(Records contained in a dataset)
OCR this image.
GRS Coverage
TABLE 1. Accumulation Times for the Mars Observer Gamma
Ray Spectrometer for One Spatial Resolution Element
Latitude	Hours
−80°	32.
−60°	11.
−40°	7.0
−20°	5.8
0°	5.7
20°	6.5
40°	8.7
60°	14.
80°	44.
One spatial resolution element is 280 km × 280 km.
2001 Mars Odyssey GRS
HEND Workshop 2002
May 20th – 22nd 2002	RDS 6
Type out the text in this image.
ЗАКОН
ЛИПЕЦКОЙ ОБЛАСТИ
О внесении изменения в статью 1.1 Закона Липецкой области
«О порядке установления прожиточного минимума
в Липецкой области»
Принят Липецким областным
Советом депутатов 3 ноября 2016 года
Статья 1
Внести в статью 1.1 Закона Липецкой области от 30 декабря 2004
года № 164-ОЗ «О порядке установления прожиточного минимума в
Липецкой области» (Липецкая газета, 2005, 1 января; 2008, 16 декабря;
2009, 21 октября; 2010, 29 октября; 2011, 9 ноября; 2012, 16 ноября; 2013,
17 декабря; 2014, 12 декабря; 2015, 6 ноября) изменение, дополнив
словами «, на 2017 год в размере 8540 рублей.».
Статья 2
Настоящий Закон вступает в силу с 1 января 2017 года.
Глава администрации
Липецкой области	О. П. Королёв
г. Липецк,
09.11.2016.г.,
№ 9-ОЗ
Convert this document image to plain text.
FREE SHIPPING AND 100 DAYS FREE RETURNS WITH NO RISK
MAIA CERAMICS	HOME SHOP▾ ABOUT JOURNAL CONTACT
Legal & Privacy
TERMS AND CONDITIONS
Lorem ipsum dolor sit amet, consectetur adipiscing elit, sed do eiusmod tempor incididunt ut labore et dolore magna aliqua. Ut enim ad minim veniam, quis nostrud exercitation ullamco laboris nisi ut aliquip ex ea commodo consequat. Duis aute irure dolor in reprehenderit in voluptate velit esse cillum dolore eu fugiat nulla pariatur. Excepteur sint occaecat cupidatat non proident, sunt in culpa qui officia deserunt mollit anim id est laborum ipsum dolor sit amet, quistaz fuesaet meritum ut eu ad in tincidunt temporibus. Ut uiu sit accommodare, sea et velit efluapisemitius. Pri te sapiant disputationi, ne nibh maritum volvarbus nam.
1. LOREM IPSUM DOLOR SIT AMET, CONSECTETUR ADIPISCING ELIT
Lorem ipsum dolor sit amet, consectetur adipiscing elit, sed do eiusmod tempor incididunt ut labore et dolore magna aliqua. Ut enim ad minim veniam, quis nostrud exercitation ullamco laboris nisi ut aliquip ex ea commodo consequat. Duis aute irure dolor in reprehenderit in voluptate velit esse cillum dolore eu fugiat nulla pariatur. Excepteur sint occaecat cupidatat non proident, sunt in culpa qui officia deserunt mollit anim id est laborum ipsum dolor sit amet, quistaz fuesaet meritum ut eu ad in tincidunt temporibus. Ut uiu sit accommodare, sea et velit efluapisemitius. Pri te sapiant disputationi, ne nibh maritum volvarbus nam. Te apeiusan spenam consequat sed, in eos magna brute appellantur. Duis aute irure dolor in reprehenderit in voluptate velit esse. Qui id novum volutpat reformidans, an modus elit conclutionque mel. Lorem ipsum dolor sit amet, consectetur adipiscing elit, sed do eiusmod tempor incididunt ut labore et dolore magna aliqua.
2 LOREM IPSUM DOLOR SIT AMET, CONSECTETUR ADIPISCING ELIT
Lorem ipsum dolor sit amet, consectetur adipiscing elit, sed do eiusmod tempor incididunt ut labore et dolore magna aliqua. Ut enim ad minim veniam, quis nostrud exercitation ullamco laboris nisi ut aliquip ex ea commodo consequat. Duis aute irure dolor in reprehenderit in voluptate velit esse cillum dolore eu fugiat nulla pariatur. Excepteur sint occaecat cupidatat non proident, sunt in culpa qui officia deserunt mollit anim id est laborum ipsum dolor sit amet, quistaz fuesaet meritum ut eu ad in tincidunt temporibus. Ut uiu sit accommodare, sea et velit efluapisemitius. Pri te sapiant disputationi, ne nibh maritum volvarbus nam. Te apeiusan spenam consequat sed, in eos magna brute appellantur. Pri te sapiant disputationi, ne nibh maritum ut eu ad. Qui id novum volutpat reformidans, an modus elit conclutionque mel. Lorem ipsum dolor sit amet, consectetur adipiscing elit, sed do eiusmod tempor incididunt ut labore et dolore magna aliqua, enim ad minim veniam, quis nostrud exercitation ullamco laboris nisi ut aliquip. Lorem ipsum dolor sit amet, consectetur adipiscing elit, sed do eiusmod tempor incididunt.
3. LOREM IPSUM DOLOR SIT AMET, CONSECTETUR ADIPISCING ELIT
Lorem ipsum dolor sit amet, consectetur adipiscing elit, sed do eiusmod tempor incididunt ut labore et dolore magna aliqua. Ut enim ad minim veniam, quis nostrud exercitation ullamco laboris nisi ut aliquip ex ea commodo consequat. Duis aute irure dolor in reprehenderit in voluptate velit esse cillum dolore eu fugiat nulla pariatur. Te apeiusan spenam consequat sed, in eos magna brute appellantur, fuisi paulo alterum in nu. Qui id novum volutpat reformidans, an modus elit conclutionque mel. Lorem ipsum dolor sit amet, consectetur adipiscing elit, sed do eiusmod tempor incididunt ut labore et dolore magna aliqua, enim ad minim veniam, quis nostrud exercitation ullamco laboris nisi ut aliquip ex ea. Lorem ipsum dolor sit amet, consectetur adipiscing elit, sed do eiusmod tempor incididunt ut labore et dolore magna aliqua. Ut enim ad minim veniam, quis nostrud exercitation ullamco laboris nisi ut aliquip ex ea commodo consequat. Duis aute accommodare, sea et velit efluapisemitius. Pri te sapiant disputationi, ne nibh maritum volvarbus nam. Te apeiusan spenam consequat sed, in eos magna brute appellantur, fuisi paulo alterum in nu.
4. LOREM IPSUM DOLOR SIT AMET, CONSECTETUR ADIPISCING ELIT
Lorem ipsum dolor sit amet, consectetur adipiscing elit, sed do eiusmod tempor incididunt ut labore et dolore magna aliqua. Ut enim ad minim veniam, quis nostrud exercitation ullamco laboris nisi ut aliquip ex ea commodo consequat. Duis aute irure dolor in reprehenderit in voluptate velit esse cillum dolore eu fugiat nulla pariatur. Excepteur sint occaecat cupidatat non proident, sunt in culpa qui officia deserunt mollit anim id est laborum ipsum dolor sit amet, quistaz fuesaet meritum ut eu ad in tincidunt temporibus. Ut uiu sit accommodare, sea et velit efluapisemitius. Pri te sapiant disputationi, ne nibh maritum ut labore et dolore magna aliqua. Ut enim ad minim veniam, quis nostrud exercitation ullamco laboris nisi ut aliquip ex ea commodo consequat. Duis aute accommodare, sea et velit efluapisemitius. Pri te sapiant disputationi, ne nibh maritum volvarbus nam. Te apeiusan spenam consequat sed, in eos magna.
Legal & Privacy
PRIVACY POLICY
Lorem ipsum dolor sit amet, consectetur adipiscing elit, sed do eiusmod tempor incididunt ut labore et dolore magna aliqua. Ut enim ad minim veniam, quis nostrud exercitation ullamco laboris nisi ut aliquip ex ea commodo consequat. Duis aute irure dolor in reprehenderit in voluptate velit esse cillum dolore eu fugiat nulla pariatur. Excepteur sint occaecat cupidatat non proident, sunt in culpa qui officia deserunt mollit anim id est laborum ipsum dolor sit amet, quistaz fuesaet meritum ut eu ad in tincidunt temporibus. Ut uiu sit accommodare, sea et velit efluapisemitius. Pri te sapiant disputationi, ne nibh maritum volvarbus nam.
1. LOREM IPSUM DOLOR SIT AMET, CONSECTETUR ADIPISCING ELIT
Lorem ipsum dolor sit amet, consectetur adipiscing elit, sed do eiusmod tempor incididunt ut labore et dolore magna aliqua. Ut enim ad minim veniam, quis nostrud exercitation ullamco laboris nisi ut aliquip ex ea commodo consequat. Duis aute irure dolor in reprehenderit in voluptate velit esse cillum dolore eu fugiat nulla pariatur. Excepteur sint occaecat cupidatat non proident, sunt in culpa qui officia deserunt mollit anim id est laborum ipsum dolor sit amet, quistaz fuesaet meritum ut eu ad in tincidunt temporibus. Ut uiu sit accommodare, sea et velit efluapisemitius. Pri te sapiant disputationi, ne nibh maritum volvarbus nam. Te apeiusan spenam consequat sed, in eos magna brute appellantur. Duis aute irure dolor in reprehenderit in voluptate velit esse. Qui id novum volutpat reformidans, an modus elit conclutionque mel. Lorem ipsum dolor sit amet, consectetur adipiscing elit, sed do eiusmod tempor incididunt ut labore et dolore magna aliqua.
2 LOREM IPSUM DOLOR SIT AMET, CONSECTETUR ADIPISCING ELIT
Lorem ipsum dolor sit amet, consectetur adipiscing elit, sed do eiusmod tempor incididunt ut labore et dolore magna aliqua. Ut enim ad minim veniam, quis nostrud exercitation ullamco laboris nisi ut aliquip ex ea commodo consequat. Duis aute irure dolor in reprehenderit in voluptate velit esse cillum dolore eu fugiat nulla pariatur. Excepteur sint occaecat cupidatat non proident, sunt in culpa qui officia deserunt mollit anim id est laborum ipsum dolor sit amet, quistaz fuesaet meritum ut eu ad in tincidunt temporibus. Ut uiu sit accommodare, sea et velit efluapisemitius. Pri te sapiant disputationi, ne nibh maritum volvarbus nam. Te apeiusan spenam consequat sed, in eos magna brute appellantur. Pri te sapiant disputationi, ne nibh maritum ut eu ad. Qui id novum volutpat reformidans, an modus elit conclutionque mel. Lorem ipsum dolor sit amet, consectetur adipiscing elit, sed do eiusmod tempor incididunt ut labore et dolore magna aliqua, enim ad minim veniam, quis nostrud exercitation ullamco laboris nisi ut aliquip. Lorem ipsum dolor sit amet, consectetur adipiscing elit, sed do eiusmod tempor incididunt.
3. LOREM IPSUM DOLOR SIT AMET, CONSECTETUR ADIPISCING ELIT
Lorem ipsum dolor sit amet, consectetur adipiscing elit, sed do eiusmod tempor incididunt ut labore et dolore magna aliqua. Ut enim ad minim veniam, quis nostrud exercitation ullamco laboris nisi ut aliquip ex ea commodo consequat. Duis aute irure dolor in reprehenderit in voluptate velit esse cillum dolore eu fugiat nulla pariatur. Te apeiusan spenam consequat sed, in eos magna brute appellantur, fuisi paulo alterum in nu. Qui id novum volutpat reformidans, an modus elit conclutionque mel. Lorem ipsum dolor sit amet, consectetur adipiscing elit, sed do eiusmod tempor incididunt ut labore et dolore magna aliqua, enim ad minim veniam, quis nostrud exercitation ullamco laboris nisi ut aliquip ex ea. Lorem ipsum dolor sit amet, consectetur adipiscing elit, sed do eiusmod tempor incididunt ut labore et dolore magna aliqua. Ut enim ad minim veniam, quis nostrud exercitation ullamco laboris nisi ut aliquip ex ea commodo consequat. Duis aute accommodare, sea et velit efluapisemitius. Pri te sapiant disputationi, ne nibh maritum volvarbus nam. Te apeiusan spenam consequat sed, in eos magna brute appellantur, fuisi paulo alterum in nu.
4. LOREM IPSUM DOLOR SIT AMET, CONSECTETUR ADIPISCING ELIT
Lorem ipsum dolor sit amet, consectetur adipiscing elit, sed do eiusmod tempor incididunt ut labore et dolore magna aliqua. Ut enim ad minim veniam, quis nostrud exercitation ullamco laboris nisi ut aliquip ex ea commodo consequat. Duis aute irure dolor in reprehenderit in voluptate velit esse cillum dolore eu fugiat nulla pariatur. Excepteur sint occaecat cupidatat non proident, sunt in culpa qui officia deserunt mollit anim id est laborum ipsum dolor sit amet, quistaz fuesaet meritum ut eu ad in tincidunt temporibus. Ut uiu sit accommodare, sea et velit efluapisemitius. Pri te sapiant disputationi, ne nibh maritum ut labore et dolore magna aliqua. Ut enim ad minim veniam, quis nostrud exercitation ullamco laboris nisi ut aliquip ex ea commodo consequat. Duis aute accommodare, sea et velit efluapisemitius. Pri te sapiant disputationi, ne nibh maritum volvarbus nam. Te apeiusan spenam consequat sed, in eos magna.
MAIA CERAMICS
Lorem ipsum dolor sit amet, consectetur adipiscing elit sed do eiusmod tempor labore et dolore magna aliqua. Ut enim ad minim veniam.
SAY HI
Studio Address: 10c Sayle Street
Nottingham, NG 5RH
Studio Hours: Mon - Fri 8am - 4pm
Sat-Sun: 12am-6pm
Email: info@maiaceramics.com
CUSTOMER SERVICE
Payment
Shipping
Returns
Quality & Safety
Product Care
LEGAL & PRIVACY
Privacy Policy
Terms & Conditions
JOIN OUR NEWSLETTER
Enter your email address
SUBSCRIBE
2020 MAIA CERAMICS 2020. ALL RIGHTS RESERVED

What is expected | Pull out each line holding the string "Mars".

Answer to the exercise |
TABLE 1. Accumulation Times for the Mars Observer Gamma
2001 Mars Odyssey GRS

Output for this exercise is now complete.